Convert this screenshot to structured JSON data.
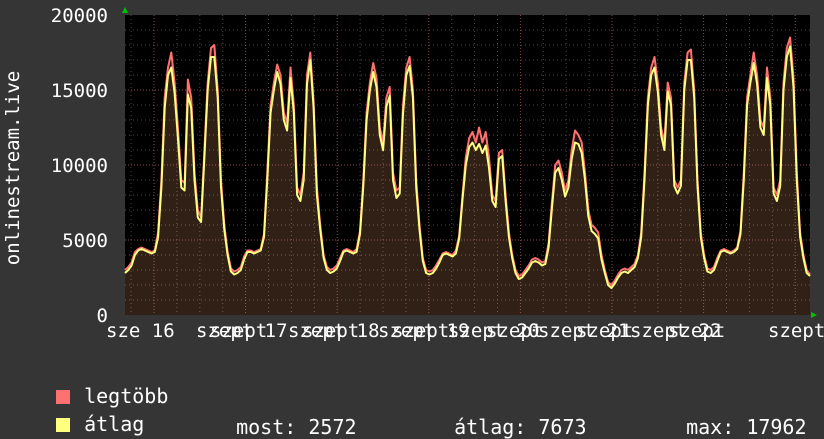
{
  "chart_data": {
    "type": "area",
    "ylabel": "onlinestream.live",
    "ylim": [
      0,
      20000
    ],
    "yticks": [
      0,
      5000,
      10000,
      15000,
      20000
    ],
    "ytick_labels": [
      "0",
      "5000",
      "10000",
      "15000",
      "20000"
    ],
    "x_tick_labels": [
      "sze 16",
      "szept 17",
      "szept 18",
      "szept 19",
      "szept 20",
      "szept 21",
      "szept 22",
      "szept"
    ],
    "x_tick_overlap_labels": [
      "szept",
      "szept",
      "szept",
      "szept",
      "szept",
      "szept"
    ],
    "grid": true,
    "background": "#000000",
    "series": [
      {
        "name": "legtöbb",
        "color": "#ff7070",
        "values": [
          3000,
          3200,
          3500,
          4200,
          4400,
          4500,
          4400,
          4300,
          4200,
          4300,
          5500,
          9000,
          14500,
          16500,
          17500,
          15500,
          12500,
          9000,
          8800,
          15700,
          14500,
          9500,
          7000,
          6500,
          11000,
          15500,
          17800,
          18000,
          15000,
          9000,
          6000,
          4200,
          3100,
          2900,
          3000,
          3200,
          3900,
          4300,
          4300,
          4200,
          4300,
          4400,
          5400,
          9500,
          14000,
          15500,
          16700,
          16000,
          13500,
          12800,
          16500,
          14000,
          8500,
          8000,
          9500,
          16000,
          17500,
          14200,
          8500,
          6000,
          4000,
          3200,
          3000,
          3100,
          3300,
          3800,
          4300,
          4400,
          4300,
          4200,
          4400,
          5600,
          9000,
          13500,
          15500,
          16800,
          15800,
          12500,
          11500,
          14500,
          15200,
          9500,
          8300,
          8500,
          14000,
          16500,
          17200,
          15000,
          9000,
          6000,
          3800,
          3000,
          2900,
          3000,
          3300,
          3700,
          4100,
          4200,
          4100,
          4000,
          4300,
          5300,
          8000,
          10500,
          11800,
          12200,
          11500,
          12500,
          11500,
          12200,
          10500,
          8000,
          7600,
          10800,
          11000,
          8000,
          5500,
          4000,
          3000,
          2600,
          2700,
          3000,
          3300,
          3700,
          3800,
          3700,
          3500,
          3600,
          4800,
          7500,
          10000,
          10300,
          9500,
          8300,
          9000,
          11000,
          12300,
          12000,
          11500,
          9500,
          7000,
          6000,
          5800,
          5500,
          4000,
          3000,
          2200,
          2000,
          2300,
          2700,
          3000,
          3100,
          3000,
          3200,
          3400,
          4000,
          5500,
          9500,
          14500,
          16500,
          17200,
          15500,
          12500,
          11500,
          15500,
          14500,
          9000,
          8500,
          9000,
          15500,
          17500,
          17700,
          15000,
          9000,
          5500,
          4000,
          3100,
          3000,
          3200,
          3800,
          4300,
          4400,
          4300,
          4200,
          4300,
          4500,
          5600,
          9500,
          14500,
          16000,
          17500,
          16000,
          13000,
          12500,
          16500,
          14500,
          8500,
          8000,
          9000,
          15500,
          17800,
          18500,
          15800,
          9500,
          5500,
          4000,
          3000,
          2700
        ]
      },
      {
        "name": "átlag",
        "color": "#ffff80",
        "values": [
          2800,
          3000,
          3300,
          4000,
          4300,
          4400,
          4300,
          4200,
          4100,
          4200,
          5200,
          8500,
          13800,
          16000,
          16500,
          14800,
          11800,
          8500,
          8300,
          14700,
          13800,
          9000,
          6500,
          6200,
          10500,
          15000,
          17200,
          17200,
          14500,
          8500,
          5700,
          4000,
          2900,
          2700,
          2800,
          3000,
          3700,
          4200,
          4200,
          4100,
          4200,
          4300,
          5200,
          9000,
          13500,
          15000,
          16200,
          15400,
          13000,
          12300,
          15800,
          13500,
          8000,
          7600,
          9000,
          15400,
          17000,
          13800,
          8000,
          5700,
          3800,
          3000,
          2800,
          2900,
          3100,
          3600,
          4200,
          4300,
          4200,
          4100,
          4200,
          5400,
          8600,
          13000,
          15000,
          16200,
          15200,
          12000,
          11000,
          13900,
          14600,
          9000,
          7800,
          8100,
          13400,
          16000,
          16600,
          14500,
          8500,
          5700,
          3600,
          2800,
          2700,
          2800,
          3100,
          3500,
          4000,
          4100,
          4000,
          3900,
          4100,
          5100,
          7700,
          10000,
          11200,
          11500,
          11000,
          11400,
          10800,
          11300,
          9800,
          7600,
          7200,
          10400,
          10600,
          7600,
          5200,
          3800,
          2800,
          2400,
          2500,
          2800,
          3100,
          3500,
          3600,
          3500,
          3300,
          3400,
          4500,
          7100,
          9500,
          9800,
          9000,
          7900,
          8500,
          10400,
          11500,
          11400,
          10800,
          9000,
          6600,
          5600,
          5400,
          5100,
          3700,
          2800,
          2000,
          1800,
          2100,
          2500,
          2800,
          2900,
          2800,
          3000,
          3200,
          3800,
          5200,
          9000,
          14000,
          16000,
          16500,
          14900,
          12000,
          11000,
          14900,
          14000,
          8600,
          8100,
          8600,
          15000,
          17000,
          17000,
          14500,
          8600,
          5200,
          3800,
          2900,
          2800,
          3000,
          3600,
          4200,
          4300,
          4200,
          4100,
          4200,
          4400,
          5400,
          9000,
          14000,
          15500,
          16800,
          15400,
          12500,
          12000,
          15800,
          14000,
          8100,
          7600,
          8600,
          15000,
          17200,
          17900,
          15200,
          9000,
          5200,
          3800,
          2800,
          2600
        ]
      }
    ]
  },
  "legend": {
    "items": [
      {
        "label": "legtöbb",
        "color": "#ff7070"
      },
      {
        "label": "átlag",
        "color": "#ffff80"
      }
    ],
    "stats": {
      "now_label": "most:",
      "now_value": "2572",
      "avg_label": "átlag:",
      "avg_value": "7673",
      "max_label": "max:",
      "max_value": "17962"
    }
  }
}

Instructions to follow -
Extract the text of all the records above verbatim, excluding pictures.

Final result -
Convert this screenshot to structured JSON data.
{
  "chart_data": {
    "type": "area",
    "ylabel": "onlinestream.live",
    "ylim": [
      0,
      20000
    ],
    "yticks": [
      0,
      5000,
      10000,
      15000,
      20000
    ],
    "ytick_labels": [
      "0",
      "5000",
      "10000",
      "15000",
      "20000"
    ],
    "x_tick_labels": [
      "sze 16",
      "szept 17",
      "szept 18",
      "szept 19",
      "szept 20",
      "szept 21",
      "szept 22",
      "szept"
    ],
    "x_tick_overlap_labels": [
      "szept",
      "szept",
      "szept",
      "szept",
      "szept",
      "szept"
    ],
    "grid": true,
    "background": "#000000",
    "series": [
      {
        "name": "legtöbb",
        "color": "#ff7070",
        "values": [
          3000,
          3200,
          3500,
          4200,
          4400,
          4500,
          4400,
          4300,
          4200,
          4300,
          5500,
          9000,
          14500,
          16500,
          17500,
          15500,
          12500,
          9000,
          8800,
          15700,
          14500,
          9500,
          7000,
          6500,
          11000,
          15500,
          17800,
          18000,
          15000,
          9000,
          6000,
          4200,
          3100,
          2900,
          3000,
          3200,
          3900,
          4300,
          4300,
          4200,
          4300,
          4400,
          5400,
          9500,
          14000,
          15500,
          16700,
          16000,
          13500,
          12800,
          16500,
          14000,
          8500,
          8000,
          9500,
          16000,
          17500,
          14200,
          8500,
          6000,
          4000,
          3200,
          3000,
          3100,
          3300,
          3800,
          4300,
          4400,
          4300,
          4200,
          4400,
          5600,
          9000,
          13500,
          15500,
          16800,
          15800,
          12500,
          11500,
          14500,
          15200,
          9500,
          8300,
          8500,
          14000,
          16500,
          17200,
          15000,
          9000,
          6000,
          3800,
          3000,
          2900,
          3000,
          3300,
          3700,
          4100,
          4200,
          4100,
          4000,
          4300,
          5300,
          8000,
          10500,
          11800,
          12200,
          11500,
          12500,
          11500,
          12200,
          10500,
          8000,
          7600,
          10800,
          11000,
          8000,
          5500,
          4000,
          3000,
          2600,
          2700,
          3000,
          3300,
          3700,
          3800,
          3700,
          3500,
          3600,
          4800,
          7500,
          10000,
          10300,
          9500,
          8300,
          9000,
          11000,
          12300,
          12000,
          11500,
          9500,
          7000,
          6000,
          5800,
          5500,
          4000,
          3000,
          2200,
          2000,
          2300,
          2700,
          3000,
          3100,
          3000,
          3200,
          3400,
          4000,
          5500,
          9500,
          14500,
          16500,
          17200,
          15500,
          12500,
          11500,
          15500,
          14500,
          9000,
          8500,
          9000,
          15500,
          17500,
          17700,
          15000,
          9000,
          5500,
          4000,
          3100,
          3000,
          3200,
          3800,
          4300,
          4400,
          4300,
          4200,
          4300,
          4500,
          5600,
          9500,
          14500,
          16000,
          17500,
          16000,
          13000,
          12500,
          16500,
          14500,
          8500,
          8000,
          9000,
          15500,
          17800,
          18500,
          15800,
          9500,
          5500,
          4000,
          3000,
          2700
        ]
      },
      {
        "name": "átlag",
        "color": "#ffff80",
        "values": [
          2800,
          3000,
          3300,
          4000,
          4300,
          4400,
          4300,
          4200,
          4100,
          4200,
          5200,
          8500,
          13800,
          16000,
          16500,
          14800,
          11800,
          8500,
          8300,
          14700,
          13800,
          9000,
          6500,
          6200,
          10500,
          15000,
          17200,
          17200,
          14500,
          8500,
          5700,
          4000,
          2900,
          2700,
          2800,
          3000,
          3700,
          4200,
          4200,
          4100,
          4200,
          4300,
          5200,
          9000,
          13500,
          15000,
          16200,
          15400,
          13000,
          12300,
          15800,
          13500,
          8000,
          7600,
          9000,
          15400,
          17000,
          13800,
          8000,
          5700,
          3800,
          3000,
          2800,
          2900,
          3100,
          3600,
          4200,
          4300,
          4200,
          4100,
          4200,
          5400,
          8600,
          13000,
          15000,
          16200,
          15200,
          12000,
          11000,
          13900,
          14600,
          9000,
          7800,
          8100,
          13400,
          16000,
          16600,
          14500,
          8500,
          5700,
          3600,
          2800,
          2700,
          2800,
          3100,
          3500,
          4000,
          4100,
          4000,
          3900,
          4100,
          5100,
          7700,
          10000,
          11200,
          11500,
          11000,
          11400,
          10800,
          11300,
          9800,
          7600,
          7200,
          10400,
          10600,
          7600,
          5200,
          3800,
          2800,
          2400,
          2500,
          2800,
          3100,
          3500,
          3600,
          3500,
          3300,
          3400,
          4500,
          7100,
          9500,
          9800,
          9000,
          7900,
          8500,
          10400,
          11500,
          11400,
          10800,
          9000,
          6600,
          5600,
          5400,
          5100,
          3700,
          2800,
          2000,
          1800,
          2100,
          2500,
          2800,
          2900,
          2800,
          3000,
          3200,
          3800,
          5200,
          9000,
          14000,
          16000,
          16500,
          14900,
          12000,
          11000,
          14900,
          14000,
          8600,
          8100,
          8600,
          15000,
          17000,
          17000,
          14500,
          8600,
          5200,
          3800,
          2900,
          2800,
          3000,
          3600,
          4200,
          4300,
          4200,
          4100,
          4200,
          4400,
          5400,
          9000,
          14000,
          15500,
          16800,
          15400,
          12500,
          12000,
          15800,
          14000,
          8100,
          7600,
          8600,
          15000,
          17200,
          17900,
          15200,
          9000,
          5200,
          3800,
          2800,
          2600
        ]
      }
    ]
  },
  "legend": {
    "items": [
      {
        "label": "legtöbb",
        "color": "#ff7070"
      },
      {
        "label": "átlag",
        "color": "#ffff80"
      }
    ],
    "stats": {
      "now_label": "most:",
      "now_value": "2572",
      "avg_label": "átlag:",
      "avg_value": "7673",
      "max_label": "max:",
      "max_value": "17962"
    }
  }
}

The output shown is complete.